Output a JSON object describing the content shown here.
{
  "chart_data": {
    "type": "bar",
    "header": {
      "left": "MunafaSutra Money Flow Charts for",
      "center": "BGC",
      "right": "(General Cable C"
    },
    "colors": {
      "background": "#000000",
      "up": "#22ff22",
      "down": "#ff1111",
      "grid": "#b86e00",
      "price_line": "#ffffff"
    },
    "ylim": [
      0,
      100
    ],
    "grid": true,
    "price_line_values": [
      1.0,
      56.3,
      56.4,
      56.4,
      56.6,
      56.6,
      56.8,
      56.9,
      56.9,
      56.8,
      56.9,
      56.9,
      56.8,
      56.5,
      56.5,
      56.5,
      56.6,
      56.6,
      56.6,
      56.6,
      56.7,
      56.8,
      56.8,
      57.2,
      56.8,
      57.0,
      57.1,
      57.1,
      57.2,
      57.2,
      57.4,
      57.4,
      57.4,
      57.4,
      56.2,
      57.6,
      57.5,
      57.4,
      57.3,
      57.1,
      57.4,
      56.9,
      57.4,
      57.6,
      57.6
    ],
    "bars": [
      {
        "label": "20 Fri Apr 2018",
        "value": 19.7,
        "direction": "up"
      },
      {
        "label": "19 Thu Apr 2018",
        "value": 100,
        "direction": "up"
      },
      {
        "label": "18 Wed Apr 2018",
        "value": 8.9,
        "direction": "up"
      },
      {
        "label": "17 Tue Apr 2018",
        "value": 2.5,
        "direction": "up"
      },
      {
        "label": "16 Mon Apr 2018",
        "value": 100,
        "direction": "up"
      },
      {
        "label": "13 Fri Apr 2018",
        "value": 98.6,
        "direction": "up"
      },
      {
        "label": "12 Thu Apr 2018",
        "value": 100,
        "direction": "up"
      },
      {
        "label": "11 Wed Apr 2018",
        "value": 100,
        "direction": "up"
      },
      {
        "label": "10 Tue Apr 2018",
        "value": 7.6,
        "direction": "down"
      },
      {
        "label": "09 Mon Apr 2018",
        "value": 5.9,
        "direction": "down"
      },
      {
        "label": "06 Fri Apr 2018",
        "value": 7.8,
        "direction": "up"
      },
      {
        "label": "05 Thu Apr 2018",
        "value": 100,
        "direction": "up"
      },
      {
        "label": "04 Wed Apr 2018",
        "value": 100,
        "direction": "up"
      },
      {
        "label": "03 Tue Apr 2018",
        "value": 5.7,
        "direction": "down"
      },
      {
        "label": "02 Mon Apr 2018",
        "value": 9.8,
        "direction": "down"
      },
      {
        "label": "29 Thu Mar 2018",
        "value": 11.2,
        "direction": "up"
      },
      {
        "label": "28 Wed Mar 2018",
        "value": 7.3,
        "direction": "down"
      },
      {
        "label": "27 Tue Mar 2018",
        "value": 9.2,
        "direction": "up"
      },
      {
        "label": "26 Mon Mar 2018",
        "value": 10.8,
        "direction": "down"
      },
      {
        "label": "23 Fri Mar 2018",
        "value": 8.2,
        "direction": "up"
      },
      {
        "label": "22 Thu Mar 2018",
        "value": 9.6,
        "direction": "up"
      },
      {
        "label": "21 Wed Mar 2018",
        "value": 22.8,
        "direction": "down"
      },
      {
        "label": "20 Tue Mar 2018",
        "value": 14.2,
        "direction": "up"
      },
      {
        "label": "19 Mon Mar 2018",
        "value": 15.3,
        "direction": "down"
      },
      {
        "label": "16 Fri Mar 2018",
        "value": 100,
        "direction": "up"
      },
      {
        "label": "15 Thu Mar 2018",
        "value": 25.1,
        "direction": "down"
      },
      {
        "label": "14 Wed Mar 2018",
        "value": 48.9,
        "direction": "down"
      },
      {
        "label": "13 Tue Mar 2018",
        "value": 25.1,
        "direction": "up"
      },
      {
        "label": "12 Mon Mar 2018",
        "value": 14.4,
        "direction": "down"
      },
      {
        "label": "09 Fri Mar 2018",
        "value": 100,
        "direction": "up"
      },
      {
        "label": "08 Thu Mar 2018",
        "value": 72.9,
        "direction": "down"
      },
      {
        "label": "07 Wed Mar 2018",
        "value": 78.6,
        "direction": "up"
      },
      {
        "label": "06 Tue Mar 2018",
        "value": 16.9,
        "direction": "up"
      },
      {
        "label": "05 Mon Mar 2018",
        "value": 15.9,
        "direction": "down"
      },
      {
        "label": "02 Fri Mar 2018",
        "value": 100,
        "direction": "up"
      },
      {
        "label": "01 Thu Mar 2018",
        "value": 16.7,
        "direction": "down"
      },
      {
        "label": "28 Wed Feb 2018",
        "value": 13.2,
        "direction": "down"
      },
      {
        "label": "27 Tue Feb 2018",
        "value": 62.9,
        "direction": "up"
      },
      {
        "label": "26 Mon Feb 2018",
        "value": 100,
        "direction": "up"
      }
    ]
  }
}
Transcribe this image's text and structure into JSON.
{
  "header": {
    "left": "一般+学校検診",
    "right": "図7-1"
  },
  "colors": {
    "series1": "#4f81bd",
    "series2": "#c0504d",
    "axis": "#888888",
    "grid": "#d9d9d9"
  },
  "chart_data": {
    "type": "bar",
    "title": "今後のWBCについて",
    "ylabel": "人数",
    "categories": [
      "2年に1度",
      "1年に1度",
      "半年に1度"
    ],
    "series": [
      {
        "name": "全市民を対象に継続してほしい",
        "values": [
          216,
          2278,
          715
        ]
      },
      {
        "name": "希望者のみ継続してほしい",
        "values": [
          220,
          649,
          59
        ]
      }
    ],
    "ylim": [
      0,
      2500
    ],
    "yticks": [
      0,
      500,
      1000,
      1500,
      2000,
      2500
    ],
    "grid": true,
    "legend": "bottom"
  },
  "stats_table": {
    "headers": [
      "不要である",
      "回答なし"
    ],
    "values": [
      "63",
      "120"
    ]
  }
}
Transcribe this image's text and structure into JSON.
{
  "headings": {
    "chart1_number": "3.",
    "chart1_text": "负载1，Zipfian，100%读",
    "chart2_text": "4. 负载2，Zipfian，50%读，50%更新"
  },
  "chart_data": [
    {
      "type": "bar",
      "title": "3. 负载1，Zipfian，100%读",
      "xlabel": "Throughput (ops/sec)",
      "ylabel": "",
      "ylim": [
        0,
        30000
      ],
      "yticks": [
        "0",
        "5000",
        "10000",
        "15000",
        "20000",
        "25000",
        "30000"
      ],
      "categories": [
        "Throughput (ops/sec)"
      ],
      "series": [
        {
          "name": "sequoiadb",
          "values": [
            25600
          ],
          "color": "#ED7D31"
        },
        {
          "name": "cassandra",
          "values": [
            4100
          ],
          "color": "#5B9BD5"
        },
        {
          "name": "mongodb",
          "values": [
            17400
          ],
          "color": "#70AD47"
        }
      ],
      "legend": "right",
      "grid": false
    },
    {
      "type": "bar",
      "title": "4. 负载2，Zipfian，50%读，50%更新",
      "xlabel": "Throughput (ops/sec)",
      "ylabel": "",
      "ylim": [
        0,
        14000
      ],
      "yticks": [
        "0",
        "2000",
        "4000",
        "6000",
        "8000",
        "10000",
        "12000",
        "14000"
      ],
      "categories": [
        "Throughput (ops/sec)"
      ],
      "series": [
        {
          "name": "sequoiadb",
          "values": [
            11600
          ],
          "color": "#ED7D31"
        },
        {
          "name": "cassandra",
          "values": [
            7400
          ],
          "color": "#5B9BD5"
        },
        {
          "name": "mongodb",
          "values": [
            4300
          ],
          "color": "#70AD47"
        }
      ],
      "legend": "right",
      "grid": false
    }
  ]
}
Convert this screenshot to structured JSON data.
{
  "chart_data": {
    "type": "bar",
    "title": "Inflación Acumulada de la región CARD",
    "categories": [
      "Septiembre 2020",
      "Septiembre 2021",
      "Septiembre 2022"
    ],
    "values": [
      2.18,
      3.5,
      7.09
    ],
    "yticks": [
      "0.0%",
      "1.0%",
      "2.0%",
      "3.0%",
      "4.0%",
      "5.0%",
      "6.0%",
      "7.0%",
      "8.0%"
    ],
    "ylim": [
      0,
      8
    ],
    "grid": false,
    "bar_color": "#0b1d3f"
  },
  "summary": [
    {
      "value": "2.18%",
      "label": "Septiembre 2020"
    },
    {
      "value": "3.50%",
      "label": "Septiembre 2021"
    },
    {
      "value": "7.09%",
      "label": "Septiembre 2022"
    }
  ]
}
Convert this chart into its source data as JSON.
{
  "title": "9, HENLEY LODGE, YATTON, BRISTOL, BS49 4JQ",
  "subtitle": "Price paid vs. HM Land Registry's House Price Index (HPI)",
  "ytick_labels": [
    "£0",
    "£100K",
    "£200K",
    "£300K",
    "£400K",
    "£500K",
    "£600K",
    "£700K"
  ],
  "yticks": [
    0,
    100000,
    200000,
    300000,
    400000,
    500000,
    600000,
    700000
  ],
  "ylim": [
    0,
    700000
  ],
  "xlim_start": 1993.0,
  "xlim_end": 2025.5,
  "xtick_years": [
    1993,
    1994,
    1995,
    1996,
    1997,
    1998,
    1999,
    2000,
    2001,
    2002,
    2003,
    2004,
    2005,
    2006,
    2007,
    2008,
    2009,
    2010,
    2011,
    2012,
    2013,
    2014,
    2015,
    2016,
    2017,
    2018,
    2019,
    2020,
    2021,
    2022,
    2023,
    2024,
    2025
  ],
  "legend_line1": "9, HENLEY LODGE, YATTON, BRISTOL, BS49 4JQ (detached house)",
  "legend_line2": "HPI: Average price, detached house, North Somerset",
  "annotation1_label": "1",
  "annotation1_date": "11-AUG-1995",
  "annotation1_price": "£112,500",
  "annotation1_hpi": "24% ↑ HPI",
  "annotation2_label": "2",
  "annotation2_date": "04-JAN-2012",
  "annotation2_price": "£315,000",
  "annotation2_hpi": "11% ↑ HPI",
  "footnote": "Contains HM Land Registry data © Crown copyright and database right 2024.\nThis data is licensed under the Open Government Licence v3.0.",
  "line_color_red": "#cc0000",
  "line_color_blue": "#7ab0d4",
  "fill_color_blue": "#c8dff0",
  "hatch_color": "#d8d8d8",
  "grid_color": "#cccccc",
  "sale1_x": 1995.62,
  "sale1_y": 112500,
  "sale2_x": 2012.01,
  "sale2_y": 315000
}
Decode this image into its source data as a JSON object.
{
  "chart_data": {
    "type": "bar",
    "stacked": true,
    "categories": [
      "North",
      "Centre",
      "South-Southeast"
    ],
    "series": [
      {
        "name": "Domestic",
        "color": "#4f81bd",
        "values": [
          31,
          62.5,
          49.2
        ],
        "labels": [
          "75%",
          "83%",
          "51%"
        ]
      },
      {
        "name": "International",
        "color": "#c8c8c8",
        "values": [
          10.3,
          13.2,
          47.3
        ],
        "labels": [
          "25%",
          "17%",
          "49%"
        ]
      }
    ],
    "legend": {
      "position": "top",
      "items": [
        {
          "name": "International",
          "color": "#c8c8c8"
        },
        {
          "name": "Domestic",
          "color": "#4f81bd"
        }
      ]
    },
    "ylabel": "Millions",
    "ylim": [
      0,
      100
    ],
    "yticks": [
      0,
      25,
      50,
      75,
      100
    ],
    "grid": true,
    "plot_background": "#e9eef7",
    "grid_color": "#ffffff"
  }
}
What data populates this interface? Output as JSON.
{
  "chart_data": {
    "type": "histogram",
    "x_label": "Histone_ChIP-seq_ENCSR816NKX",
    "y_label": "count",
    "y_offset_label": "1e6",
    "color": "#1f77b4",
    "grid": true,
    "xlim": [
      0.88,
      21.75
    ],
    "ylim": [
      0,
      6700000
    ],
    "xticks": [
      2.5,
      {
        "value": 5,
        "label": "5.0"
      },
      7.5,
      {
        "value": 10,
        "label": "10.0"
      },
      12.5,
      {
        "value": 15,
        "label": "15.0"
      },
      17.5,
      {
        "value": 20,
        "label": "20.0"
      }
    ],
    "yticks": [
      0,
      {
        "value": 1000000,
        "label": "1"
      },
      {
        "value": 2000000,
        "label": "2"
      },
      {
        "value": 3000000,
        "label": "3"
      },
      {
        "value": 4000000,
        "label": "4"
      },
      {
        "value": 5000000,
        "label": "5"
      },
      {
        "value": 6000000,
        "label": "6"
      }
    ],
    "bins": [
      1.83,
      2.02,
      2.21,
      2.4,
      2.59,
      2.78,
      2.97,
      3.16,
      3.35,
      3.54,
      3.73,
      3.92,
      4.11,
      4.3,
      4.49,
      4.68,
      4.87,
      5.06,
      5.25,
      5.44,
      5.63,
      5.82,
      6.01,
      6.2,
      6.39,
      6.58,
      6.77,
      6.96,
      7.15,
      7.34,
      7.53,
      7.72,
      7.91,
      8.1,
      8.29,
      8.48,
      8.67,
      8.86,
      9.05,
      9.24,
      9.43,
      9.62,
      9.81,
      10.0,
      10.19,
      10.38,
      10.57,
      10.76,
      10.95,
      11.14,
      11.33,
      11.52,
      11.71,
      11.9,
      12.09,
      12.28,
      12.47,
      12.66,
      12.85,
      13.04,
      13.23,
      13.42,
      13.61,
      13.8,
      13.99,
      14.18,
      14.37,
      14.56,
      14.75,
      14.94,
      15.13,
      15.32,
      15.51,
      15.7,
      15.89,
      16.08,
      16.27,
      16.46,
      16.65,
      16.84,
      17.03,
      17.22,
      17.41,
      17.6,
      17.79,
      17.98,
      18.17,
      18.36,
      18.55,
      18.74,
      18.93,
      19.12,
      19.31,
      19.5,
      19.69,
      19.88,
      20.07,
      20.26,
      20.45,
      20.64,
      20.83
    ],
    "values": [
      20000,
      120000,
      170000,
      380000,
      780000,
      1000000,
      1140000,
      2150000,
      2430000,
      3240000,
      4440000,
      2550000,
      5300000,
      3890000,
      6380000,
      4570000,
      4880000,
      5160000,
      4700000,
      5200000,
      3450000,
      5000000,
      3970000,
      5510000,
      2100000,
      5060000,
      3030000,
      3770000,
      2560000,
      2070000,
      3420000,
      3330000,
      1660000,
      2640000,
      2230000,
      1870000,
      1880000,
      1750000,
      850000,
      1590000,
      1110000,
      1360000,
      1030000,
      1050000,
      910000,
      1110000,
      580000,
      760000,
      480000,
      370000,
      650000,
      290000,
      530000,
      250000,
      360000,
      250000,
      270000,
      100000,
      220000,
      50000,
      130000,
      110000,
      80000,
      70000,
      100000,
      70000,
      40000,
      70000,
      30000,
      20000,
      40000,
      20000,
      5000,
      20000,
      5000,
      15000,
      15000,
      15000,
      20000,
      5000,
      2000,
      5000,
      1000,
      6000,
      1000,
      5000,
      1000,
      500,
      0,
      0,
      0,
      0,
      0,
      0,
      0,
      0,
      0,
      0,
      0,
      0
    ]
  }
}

——————————

Whenever "right" turns up in a line, pick that line out.

      "right": "(General Cable C"
    "right": "図7-1"
      "legend": "right",
      "legend": "right",
  "footnote": "Contains HM Land Registry data © Crown copyright and database right 2024.\nThis data is licensed under the Open Government Licence v3.0.",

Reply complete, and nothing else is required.